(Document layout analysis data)
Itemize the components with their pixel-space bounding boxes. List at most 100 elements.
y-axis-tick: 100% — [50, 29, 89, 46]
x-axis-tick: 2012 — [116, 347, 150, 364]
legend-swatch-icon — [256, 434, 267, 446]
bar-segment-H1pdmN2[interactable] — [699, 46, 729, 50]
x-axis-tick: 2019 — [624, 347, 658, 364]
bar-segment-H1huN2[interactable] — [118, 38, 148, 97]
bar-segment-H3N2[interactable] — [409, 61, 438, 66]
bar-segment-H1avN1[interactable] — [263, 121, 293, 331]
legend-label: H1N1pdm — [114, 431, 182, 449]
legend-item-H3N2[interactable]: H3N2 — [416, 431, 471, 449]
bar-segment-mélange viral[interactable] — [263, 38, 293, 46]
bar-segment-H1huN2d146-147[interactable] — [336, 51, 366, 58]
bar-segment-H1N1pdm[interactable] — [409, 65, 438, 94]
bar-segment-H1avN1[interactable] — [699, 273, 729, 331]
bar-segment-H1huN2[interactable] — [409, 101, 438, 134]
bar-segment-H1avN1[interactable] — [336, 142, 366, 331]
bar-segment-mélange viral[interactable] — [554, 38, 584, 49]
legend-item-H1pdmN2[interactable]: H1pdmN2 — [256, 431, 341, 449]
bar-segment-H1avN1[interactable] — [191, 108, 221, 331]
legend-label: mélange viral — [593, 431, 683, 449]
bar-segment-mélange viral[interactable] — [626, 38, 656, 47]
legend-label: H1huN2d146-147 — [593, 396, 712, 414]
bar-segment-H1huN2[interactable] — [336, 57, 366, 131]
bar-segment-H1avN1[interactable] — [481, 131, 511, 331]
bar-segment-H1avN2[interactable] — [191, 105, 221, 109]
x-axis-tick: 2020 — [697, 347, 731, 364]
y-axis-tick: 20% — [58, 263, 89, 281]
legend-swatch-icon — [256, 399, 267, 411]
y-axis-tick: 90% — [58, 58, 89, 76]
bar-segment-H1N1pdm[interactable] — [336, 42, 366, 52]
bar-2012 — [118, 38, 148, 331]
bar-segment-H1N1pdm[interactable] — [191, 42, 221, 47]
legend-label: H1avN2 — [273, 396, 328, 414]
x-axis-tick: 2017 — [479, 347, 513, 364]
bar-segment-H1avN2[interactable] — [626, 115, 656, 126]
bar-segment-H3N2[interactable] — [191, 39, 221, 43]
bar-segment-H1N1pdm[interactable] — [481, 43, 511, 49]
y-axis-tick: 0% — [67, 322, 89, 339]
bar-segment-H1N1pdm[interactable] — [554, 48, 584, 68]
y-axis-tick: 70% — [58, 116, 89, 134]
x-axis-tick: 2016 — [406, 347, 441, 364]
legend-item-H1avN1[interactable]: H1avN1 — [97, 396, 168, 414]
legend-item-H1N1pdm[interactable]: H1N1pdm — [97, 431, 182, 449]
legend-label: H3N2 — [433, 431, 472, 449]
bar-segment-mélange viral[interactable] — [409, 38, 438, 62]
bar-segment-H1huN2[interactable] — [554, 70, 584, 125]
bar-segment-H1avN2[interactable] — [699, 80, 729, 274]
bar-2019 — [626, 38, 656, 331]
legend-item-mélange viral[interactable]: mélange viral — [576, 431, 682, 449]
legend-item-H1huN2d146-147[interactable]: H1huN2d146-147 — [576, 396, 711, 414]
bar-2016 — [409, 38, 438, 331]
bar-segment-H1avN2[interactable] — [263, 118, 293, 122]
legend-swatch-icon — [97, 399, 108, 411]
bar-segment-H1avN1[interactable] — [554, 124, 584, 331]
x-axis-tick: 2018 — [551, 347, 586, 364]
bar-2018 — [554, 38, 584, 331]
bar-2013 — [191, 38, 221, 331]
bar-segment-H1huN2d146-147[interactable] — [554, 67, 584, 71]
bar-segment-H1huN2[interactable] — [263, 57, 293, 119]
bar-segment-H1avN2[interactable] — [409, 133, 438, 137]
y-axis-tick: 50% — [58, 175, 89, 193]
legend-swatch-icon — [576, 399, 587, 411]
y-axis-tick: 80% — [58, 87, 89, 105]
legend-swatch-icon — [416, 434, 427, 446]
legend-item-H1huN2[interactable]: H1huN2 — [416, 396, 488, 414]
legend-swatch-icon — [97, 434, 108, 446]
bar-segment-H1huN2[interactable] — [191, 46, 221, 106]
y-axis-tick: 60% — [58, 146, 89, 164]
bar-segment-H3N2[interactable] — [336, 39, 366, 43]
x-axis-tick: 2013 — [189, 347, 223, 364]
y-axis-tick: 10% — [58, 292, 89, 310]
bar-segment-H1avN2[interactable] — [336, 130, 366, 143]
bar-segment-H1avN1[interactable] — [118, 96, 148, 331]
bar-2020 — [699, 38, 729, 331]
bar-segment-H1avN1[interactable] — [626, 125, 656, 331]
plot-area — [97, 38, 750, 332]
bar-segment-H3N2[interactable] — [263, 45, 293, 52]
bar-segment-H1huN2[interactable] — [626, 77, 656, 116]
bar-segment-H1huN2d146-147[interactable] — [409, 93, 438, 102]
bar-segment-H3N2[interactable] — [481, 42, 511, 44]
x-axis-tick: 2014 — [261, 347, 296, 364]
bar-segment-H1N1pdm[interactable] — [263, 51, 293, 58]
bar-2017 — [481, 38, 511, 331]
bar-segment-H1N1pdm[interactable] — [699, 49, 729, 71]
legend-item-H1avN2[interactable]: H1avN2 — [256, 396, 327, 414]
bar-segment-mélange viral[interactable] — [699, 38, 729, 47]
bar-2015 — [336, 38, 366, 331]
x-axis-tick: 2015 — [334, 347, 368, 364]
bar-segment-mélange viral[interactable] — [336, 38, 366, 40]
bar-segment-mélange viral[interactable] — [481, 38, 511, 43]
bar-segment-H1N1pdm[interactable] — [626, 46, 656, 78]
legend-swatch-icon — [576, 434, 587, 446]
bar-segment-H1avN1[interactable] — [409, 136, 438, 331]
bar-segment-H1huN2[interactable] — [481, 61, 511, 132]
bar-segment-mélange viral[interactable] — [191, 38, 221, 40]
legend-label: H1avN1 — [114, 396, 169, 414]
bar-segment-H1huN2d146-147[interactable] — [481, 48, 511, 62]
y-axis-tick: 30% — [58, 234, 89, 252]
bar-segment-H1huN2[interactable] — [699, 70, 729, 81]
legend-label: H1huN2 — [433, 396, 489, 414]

__What you are asked to do__
Above are the entries; give them back verbatim.

__Exercise answer__
Itemize the components with their pixel-space bounding boxes. List at most 100 elements.
y-axis-tick: 100% — [50, 29, 89, 46]
x-axis-tick: 2012 — [116, 347, 150, 364]
legend-swatch-icon — [256, 434, 267, 446]
bar-segment-H1pdmN2[interactable] — [699, 46, 729, 50]
x-axis-tick: 2019 — [624, 347, 658, 364]
bar-segment-H1huN2[interactable] — [118, 38, 148, 97]
bar-segment-H3N2[interactable] — [409, 61, 438, 66]
bar-segment-H1avN1[interactable] — [263, 121, 293, 331]
legend-label: H1N1pdm — [114, 431, 182, 449]
legend-item-H3N2[interactable]: H3N2 — [416, 431, 471, 449]
bar-segment-mélange viral[interactable] — [263, 38, 293, 46]
bar-segment-H1huN2d146-147[interactable] — [336, 51, 366, 58]
bar-segment-H1N1pdm[interactable] — [409, 65, 438, 94]
bar-segment-H1avN1[interactable] — [699, 273, 729, 331]
bar-segment-H1huN2[interactable] — [409, 101, 438, 134]
bar-segment-H1avN1[interactable] — [336, 142, 366, 331]
bar-segment-mélange viral[interactable] — [554, 38, 584, 49]
legend-item-H1pdmN2[interactable]: H1pdmN2 — [256, 431, 341, 449]
bar-segment-H1avN1[interactable] — [191, 108, 221, 331]
legend-label: mélange viral — [593, 431, 683, 449]
bar-segment-mélange viral[interactable] — [626, 38, 656, 47]
legend-label: H1huN2d146-147 — [593, 396, 712, 414]
bar-segment-H1huN2[interactable] — [336, 57, 366, 131]
bar-segment-H1avN1[interactable] — [481, 131, 511, 331]
bar-segment-H1avN2[interactable] — [191, 105, 221, 109]
x-axis-tick: 2020 — [697, 347, 731, 364]
y-axis-tick: 20% — [58, 263, 89, 281]
legend-swatch-icon — [256, 399, 267, 411]
y-axis-tick: 90% — [58, 58, 89, 76]
bar-segment-H1N1pdm[interactable] — [336, 42, 366, 52]
bar-2012 — [118, 38, 148, 331]
bar-segment-H1N1pdm[interactable] — [191, 42, 221, 47]
legend-label: H1avN2 — [273, 396, 328, 414]
x-axis-tick: 2017 — [479, 347, 513, 364]
bar-segment-H1avN2[interactable] — [626, 115, 656, 126]
bar-segment-H3N2[interactable] — [191, 39, 221, 43]
bar-segment-H1N1pdm[interactable] — [481, 43, 511, 49]
y-axis-tick: 0% — [67, 322, 89, 339]
bar-segment-H1N1pdm[interactable] — [554, 48, 584, 68]
y-axis-tick: 70% — [58, 116, 89, 134]
x-axis-tick: 2016 — [406, 347, 441, 364]
legend-item-H1avN1[interactable]: H1avN1 — [97, 396, 168, 414]
legend-item-H1N1pdm[interactable]: H1N1pdm — [97, 431, 182, 449]
legend-label: H3N2 — [433, 431, 472, 449]
bar-segment-mélange viral[interactable] — [409, 38, 438, 62]
bar-segment-H1huN2[interactable] — [554, 70, 584, 125]
bar-segment-H1avN2[interactable] — [699, 80, 729, 274]
bar-2019 — [626, 38, 656, 331]
legend-item-mélange viral[interactable]: mélange viral — [576, 431, 682, 449]
legend-item-H1huN2d146-147[interactable]: H1huN2d146-147 — [576, 396, 711, 414]
bar-2016 — [409, 38, 438, 331]
bar-segment-H1avN2[interactable] — [263, 118, 293, 122]
legend-swatch-icon — [97, 399, 108, 411]
bar-segment-H1avN1[interactable] — [554, 124, 584, 331]
x-axis-tick: 2018 — [551, 347, 586, 364]
bar-2018 — [554, 38, 584, 331]
bar-2013 — [191, 38, 221, 331]
bar-segment-H1huN2d146-147[interactable] — [554, 67, 584, 71]
bar-segment-H1huN2[interactable] — [263, 57, 293, 119]
bar-segment-H1avN2[interactable] — [409, 133, 438, 137]
y-axis-tick: 50% — [58, 175, 89, 193]
legend-swatch-icon — [576, 399, 587, 411]
y-axis-tick: 80% — [58, 87, 89, 105]
legend-swatch-icon — [416, 434, 427, 446]
legend-item-H1huN2[interactable]: H1huN2 — [416, 396, 488, 414]
legend-swatch-icon — [97, 434, 108, 446]
bar-segment-H1huN2[interactable] — [191, 46, 221, 106]
y-axis-tick: 60% — [58, 146, 89, 164]
bar-segment-H3N2[interactable] — [336, 39, 366, 43]
x-axis-tick: 2013 — [189, 347, 223, 364]
y-axis-tick: 10% — [58, 292, 89, 310]
bar-segment-H1avN2[interactable] — [336, 130, 366, 143]
bar-segment-H1avN1[interactable] — [118, 96, 148, 331]
bar-2020 — [699, 38, 729, 331]
bar-segment-H1avN1[interactable] — [626, 125, 656, 331]
plot-area — [97, 38, 750, 332]
bar-segment-H3N2[interactable] — [263, 45, 293, 52]
bar-segment-H1huN2[interactable] — [626, 77, 656, 116]
bar-segment-H1huN2d146-147[interactable] — [409, 93, 438, 102]
bar-segment-H3N2[interactable] — [481, 42, 511, 44]
x-axis-tick: 2014 — [261, 347, 296, 364]
bar-segment-H1N1pdm[interactable] — [263, 51, 293, 58]
bar-2017 — [481, 38, 511, 331]
bar-segment-H1N1pdm[interactable] — [699, 49, 729, 71]
legend-item-H1avN2[interactable]: H1avN2 — [256, 396, 327, 414]
bar-segment-mélange viral[interactable] — [699, 38, 729, 47]
bar-2015 — [336, 38, 366, 331]
x-axis-tick: 2015 — [334, 347, 368, 364]
bar-segment-mélange viral[interactable] — [336, 38, 366, 40]
bar-segment-mélange viral[interactable] — [481, 38, 511, 43]
bar-segment-H1N1pdm[interactable] — [626, 46, 656, 78]
legend-swatch-icon — [576, 434, 587, 446]
bar-segment-H1avN1[interactable] — [409, 136, 438, 331]
bar-segment-H1huN2[interactable] — [481, 61, 511, 132]
bar-segment-mélange viral[interactable] — [191, 38, 221, 40]
legend-label: H1avN1 — [114, 396, 169, 414]
bar-segment-H1huN2d146-147[interactable] — [481, 48, 511, 62]
y-axis-tick: 30% — [58, 234, 89, 252]
bar-segment-H1huN2[interactable] — [699, 70, 729, 81]
legend-label: H1huN2 — [433, 396, 489, 414]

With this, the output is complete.